- **Instructions for the task**:
Transcribe the listing that follows in full, omitting pictures.

- **Provided records**:
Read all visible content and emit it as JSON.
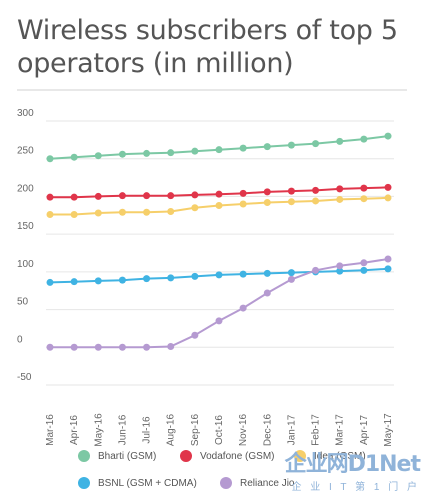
{
  "title": "Wireless subscribers of top 5 operators (in million)",
  "watermark": {
    "text": "企业网D1Net",
    "sub": "企 业 I T 第 1 门 户"
  },
  "chart_data": {
    "type": "line",
    "title": "Wireless subscribers of top 5 operators (in million)",
    "xlabel": "",
    "ylabel": "",
    "ylim": [
      -50,
      300
    ],
    "yticks": [
      300,
      250,
      200,
      150,
      100,
      50,
      0,
      -50
    ],
    "grid": true,
    "legend_position": "bottom",
    "categories": [
      "Mar-16",
      "Apr-16",
      "May-16",
      "Jun-16",
      "Jul-16",
      "Aug-16",
      "Sep-16",
      "Oct-16",
      "Nov-16",
      "Dec-16",
      "Jan-17",
      "Feb-17",
      "Mar-17",
      "Apr-17",
      "May-17"
    ],
    "series": [
      {
        "name": "Bharti (GSM)",
        "color": "#7cc8a4",
        "values": [
          250,
          252,
          254,
          256,
          257,
          258,
          260,
          262,
          264,
          266,
          268,
          270,
          273,
          276,
          280
        ]
      },
      {
        "name": "Vodafone (GSM)",
        "color": "#e0354a",
        "values": [
          199,
          199,
          200,
          201,
          201,
          201,
          202,
          203,
          204,
          206,
          207,
          208,
          210,
          211,
          212
        ]
      },
      {
        "name": "Idea (GSM)",
        "color": "#f6cf6a",
        "values": [
          176,
          176,
          178,
          179,
          179,
          180,
          185,
          188,
          190,
          192,
          193,
          194,
          196,
          197,
          198
        ]
      },
      {
        "name": "BSNL (GSM + CDMA)",
        "color": "#3fb3e3",
        "values": [
          86,
          87,
          88,
          89,
          91,
          92,
          94,
          96,
          97,
          98,
          99,
          100,
          101,
          102,
          104
        ]
      },
      {
        "name": "Reliance Jio",
        "color": "#b59ad1",
        "values": [
          0,
          0,
          0,
          0,
          0,
          1,
          16,
          35,
          52,
          72,
          90,
          102,
          108,
          112,
          117
        ]
      }
    ]
  }
}
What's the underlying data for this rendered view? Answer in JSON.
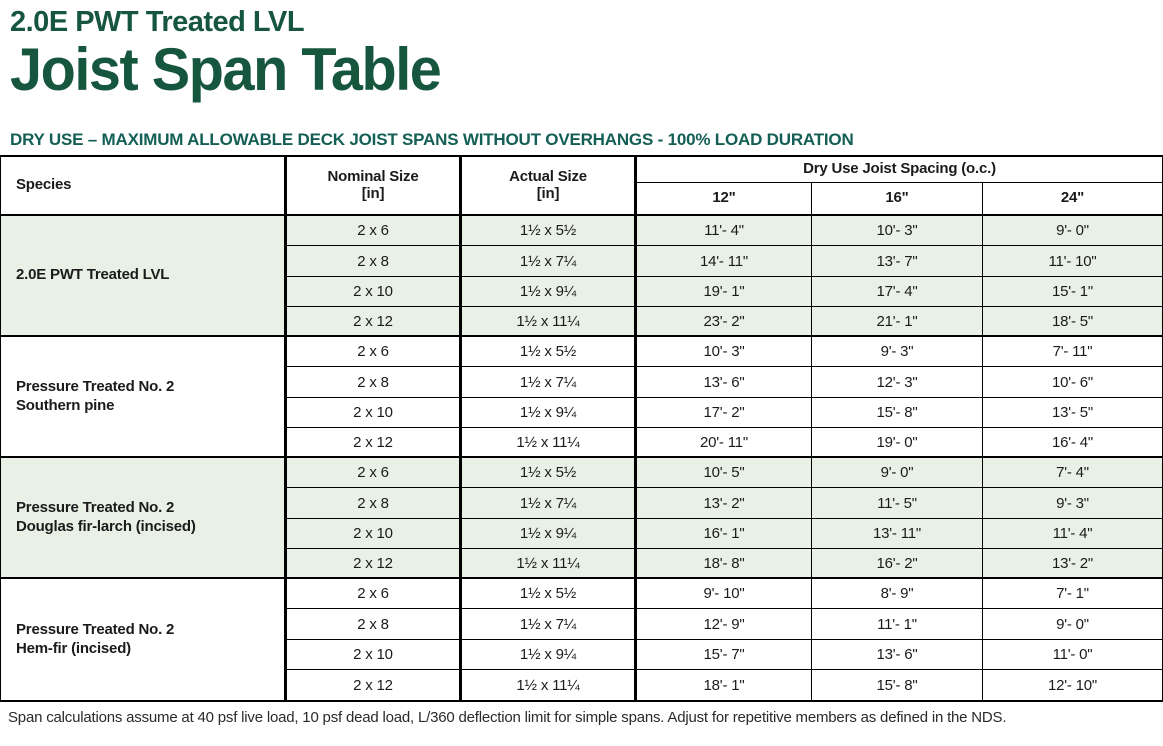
{
  "header": {
    "eyebrow": "2.0E PWT Treated LVL",
    "title": "Joist Span Table",
    "subtitle": "DRY USE – MAXIMUM ALLOWABLE DECK JOIST SPANS WITHOUT OVERHANGS - 100% LOAD DURATION"
  },
  "colors": {
    "title_green": "#16563E",
    "subtitle_teal": "#145F55",
    "shaded_row_green": "#E9F0E5",
    "border_black": "#000000"
  },
  "table": {
    "column_headers": {
      "species": "Species",
      "nominal_size": "Nominal Size",
      "nominal_size_unit": "[in]",
      "actual_size": "Actual Size",
      "actual_size_unit": "[in]",
      "spacing_group": "Dry Use Joist Spacing (o.c.)",
      "spacing": [
        "12\"",
        "16\"",
        "24\""
      ]
    },
    "groups": [
      {
        "species_line1": "2.0E PWT Treated LVL",
        "shaded": true,
        "rows": [
          {
            "nominal": "2 x 6",
            "actual": "1½ x 5½",
            "spans": [
              "11'- 4\"",
              "10'- 3\"",
              "9'- 0\""
            ]
          },
          {
            "nominal": "2 x 8",
            "actual": "1½ x 7¼",
            "spans": [
              "14'- 11\"",
              "13'- 7\"",
              "11'- 10\""
            ]
          },
          {
            "nominal": "2 x 10",
            "actual": "1½ x 9¼",
            "spans": [
              "19'- 1\"",
              "17'- 4\"",
              "15'- 1\""
            ]
          },
          {
            "nominal": "2 x 12",
            "actual": "1½ x 11¼",
            "spans": [
              "23'- 2\"",
              "21'- 1\"",
              "18'- 5\""
            ]
          }
        ]
      },
      {
        "species_line1": "Pressure Treated No. 2",
        "species_line2": "Southern pine",
        "shaded": false,
        "rows": [
          {
            "nominal": "2 x 6",
            "actual": "1½ x 5½",
            "spans": [
              "10'- 3\"",
              "9'- 3\"",
              "7'- 11\""
            ]
          },
          {
            "nominal": "2 x 8",
            "actual": "1½ x 7¼",
            "spans": [
              "13'- 6\"",
              "12'- 3\"",
              "10'- 6\""
            ]
          },
          {
            "nominal": "2 x 10",
            "actual": "1½ x 9¼",
            "spans": [
              "17'- 2\"",
              "15'- 8\"",
              "13'- 5\""
            ]
          },
          {
            "nominal": "2 x 12",
            "actual": "1½ x 11¼",
            "spans": [
              "20'- 11\"",
              "19'- 0\"",
              "16'- 4\""
            ]
          }
        ]
      },
      {
        "species_line1": "Pressure Treated No. 2",
        "species_line2": "Douglas fir-larch (incised)",
        "shaded": true,
        "rows": [
          {
            "nominal": "2 x 6",
            "actual": "1½ x 5½",
            "spans": [
              "10'- 5\"",
              "9'- 0\"",
              "7'- 4\""
            ]
          },
          {
            "nominal": "2 x 8",
            "actual": "1½ x 7¼",
            "spans": [
              "13'- 2\"",
              "11'- 5\"",
              "9'- 3\""
            ]
          },
          {
            "nominal": "2 x 10",
            "actual": "1½ x 9¼",
            "spans": [
              "16'- 1\"",
              "13'- 11\"",
              "11'- 4\""
            ]
          },
          {
            "nominal": "2 x 12",
            "actual": "1½ x 11¼",
            "spans": [
              "18'- 8\"",
              "16'- 2\"",
              "13'- 2\""
            ]
          }
        ]
      },
      {
        "species_line1": "Pressure Treated No. 2",
        "species_line2": "Hem-fir (incised)",
        "shaded": false,
        "rows": [
          {
            "nominal": "2 x 6",
            "actual": "1½ x 5½",
            "spans": [
              "9'- 10\"",
              "8'- 9\"",
              "7'- 1\""
            ]
          },
          {
            "nominal": "2 x 8",
            "actual": "1½ x 7¼",
            "spans": [
              "12'- 9\"",
              "11'- 1\"",
              "9'- 0\""
            ]
          },
          {
            "nominal": "2 x 10",
            "actual": "1½ x 9¼",
            "spans": [
              "15'- 7\"",
              "13'- 6\"",
              "11'- 0\""
            ]
          },
          {
            "nominal": "2 x 12",
            "actual": "1½ x 11¼",
            "spans": [
              "18'- 1\"",
              "15'- 8\"",
              "12'- 10\""
            ]
          }
        ]
      }
    ]
  },
  "footnote": "Span calculations assume at 40 psf live load, 10 psf dead load, L/360 deflection limit for simple spans. Adjust for repetitive members as defined in the NDS."
}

- **Task response**:
Read all visible content and emit it as JSON.
{
  "title": "Wireless subscribers of top 5 operators (in million)",
  "watermark": {
    "text": "企业网D1Net",
    "sub": "企 业 I T 第 1 门 户"
  },
  "chart_data": {
    "type": "line",
    "title": "Wireless subscribers of top 5 operators (in million)",
    "xlabel": "",
    "ylabel": "",
    "ylim": [
      -50,
      300
    ],
    "yticks": [
      300,
      250,
      200,
      150,
      100,
      50,
      0,
      -50
    ],
    "grid": true,
    "legend_position": "bottom",
    "categories": [
      "Mar-16",
      "Apr-16",
      "May-16",
      "Jun-16",
      "Jul-16",
      "Aug-16",
      "Sep-16",
      "Oct-16",
      "Nov-16",
      "Dec-16",
      "Jan-17",
      "Feb-17",
      "Mar-17",
      "Apr-17",
      "May-17"
    ],
    "series": [
      {
        "name": "Bharti (GSM)",
        "color": "#7cc8a4",
        "values": [
          250,
          252,
          254,
          256,
          257,
          258,
          260,
          262,
          264,
          266,
          268,
          270,
          273,
          276,
          280
        ]
      },
      {
        "name": "Vodafone (GSM)",
        "color": "#e0354a",
        "values": [
          199,
          199,
          200,
          201,
          201,
          201,
          202,
          203,
          204,
          206,
          207,
          208,
          210,
          211,
          212
        ]
      },
      {
        "name": "Idea (GSM)",
        "color": "#f6cf6a",
        "values": [
          176,
          176,
          178,
          179,
          179,
          180,
          185,
          188,
          190,
          192,
          193,
          194,
          196,
          197,
          198
        ]
      },
      {
        "name": "BSNL (GSM + CDMA)",
        "color": "#3fb3e3",
        "values": [
          86,
          87,
          88,
          89,
          91,
          92,
          94,
          96,
          97,
          98,
          99,
          100,
          101,
          102,
          104
        ]
      },
      {
        "name": "Reliance Jio",
        "color": "#b59ad1",
        "values": [
          0,
          0,
          0,
          0,
          0,
          1,
          16,
          35,
          52,
          72,
          90,
          102,
          108,
          112,
          117
        ]
      }
    ]
  }
}
What's the underlying data for this rendered view? Answer in JSON.
{
  "header": {
    "eyebrow": "2.0E PWT Treated LVL",
    "title": "Joist Span Table",
    "subtitle": "DRY USE – MAXIMUM ALLOWABLE DECK JOIST SPANS WITHOUT OVERHANGS - 100% LOAD DURATION"
  },
  "colors": {
    "title_green": "#16563E",
    "subtitle_teal": "#145F55",
    "shaded_row_green": "#E9F0E5",
    "border_black": "#000000"
  },
  "table": {
    "column_headers": {
      "species": "Species",
      "nominal_size": "Nominal Size",
      "nominal_size_unit": "[in]",
      "actual_size": "Actual Size",
      "actual_size_unit": "[in]",
      "spacing_group": "Dry Use Joist Spacing (o.c.)",
      "spacing": [
        "12\"",
        "16\"",
        "24\""
      ]
    },
    "groups": [
      {
        "species_line1": "2.0E PWT Treated LVL",
        "shaded": true,
        "rows": [
          {
            "nominal": "2 x 6",
            "actual": "1½ x 5½",
            "spans": [
              "11'- 4\"",
              "10'- 3\"",
              "9'- 0\""
            ]
          },
          {
            "nominal": "2 x 8",
            "actual": "1½ x 7¼",
            "spans": [
              "14'- 11\"",
              "13'- 7\"",
              "11'- 10\""
            ]
          },
          {
            "nominal": "2 x 10",
            "actual": "1½ x 9¼",
            "spans": [
              "19'- 1\"",
              "17'- 4\"",
              "15'- 1\""
            ]
          },
          {
            "nominal": "2 x 12",
            "actual": "1½ x 11¼",
            "spans": [
              "23'- 2\"",
              "21'- 1\"",
              "18'- 5\""
            ]
          }
        ]
      },
      {
        "species_line1": "Pressure Treated No. 2",
        "species_line2": "Southern pine",
        "shaded": false,
        "rows": [
          {
            "nominal": "2 x 6",
            "actual": "1½ x 5½",
            "spans": [
              "10'- 3\"",
              "9'- 3\"",
              "7'- 11\""
            ]
          },
          {
            "nominal": "2 x 8",
            "actual": "1½ x 7¼",
            "spans": [
              "13'- 6\"",
              "12'- 3\"",
              "10'- 6\""
            ]
          },
          {
            "nominal": "2 x 10",
            "actual": "1½ x 9¼",
            "spans": [
              "17'- 2\"",
              "15'- 8\"",
              "13'- 5\""
            ]
          },
          {
            "nominal": "2 x 12",
            "actual": "1½ x 11¼",
            "spans": [
              "20'- 11\"",
              "19'- 0\"",
              "16'- 4\""
            ]
          }
        ]
      },
      {
        "species_line1": "Pressure Treated No. 2",
        "species_line2": "Douglas fir-larch (incised)",
        "shaded": true,
        "rows": [
          {
            "nominal": "2 x 6",
            "actual": "1½ x 5½",
            "spans": [
              "10'- 5\"",
              "9'- 0\"",
              "7'- 4\""
            ]
          },
          {
            "nominal": "2 x 8",
            "actual": "1½ x 7¼",
            "spans": [
              "13'- 2\"",
              "11'- 5\"",
              "9'- 3\""
            ]
          },
          {
            "nominal": "2 x 10",
            "actual": "1½ x 9¼",
            "spans": [
              "16'- 1\"",
              "13'- 11\"",
              "11'- 4\""
            ]
          },
          {
            "nominal": "2 x 12",
            "actual": "1½ x 11¼",
            "spans": [
              "18'- 8\"",
              "16'- 2\"",
              "13'- 2\""
            ]
          }
        ]
      },
      {
        "species_line1": "Pressure Treated No. 2",
        "species_line2": "Hem-fir (incised)",
        "shaded": false,
        "rows": [
          {
            "nominal": "2 x 6",
            "actual": "1½ x 5½",
            "spans": [
              "9'- 10\"",
              "8'- 9\"",
              "7'- 1\""
            ]
          },
          {
            "nominal": "2 x 8",
            "actual": "1½ x 7¼",
            "spans": [
              "12'- 9\"",
              "11'- 1\"",
              "9'- 0\""
            ]
          },
          {
            "nominal": "2 x 10",
            "actual": "1½ x 9¼",
            "spans": [
              "15'- 7\"",
              "13'- 6\"",
              "11'- 0\""
            ]
          },
          {
            "nominal": "2 x 12",
            "actual": "1½ x 11¼",
            "spans": [
              "18'- 1\"",
              "15'- 8\"",
              "12'- 10\""
            ]
          }
        ]
      }
    ]
  },
  "footnote": "Span calculations assume at 40 psf live load, 10 psf dead load, L/360 deflection limit for simple spans. Adjust for repetitive members as defined in the NDS."
}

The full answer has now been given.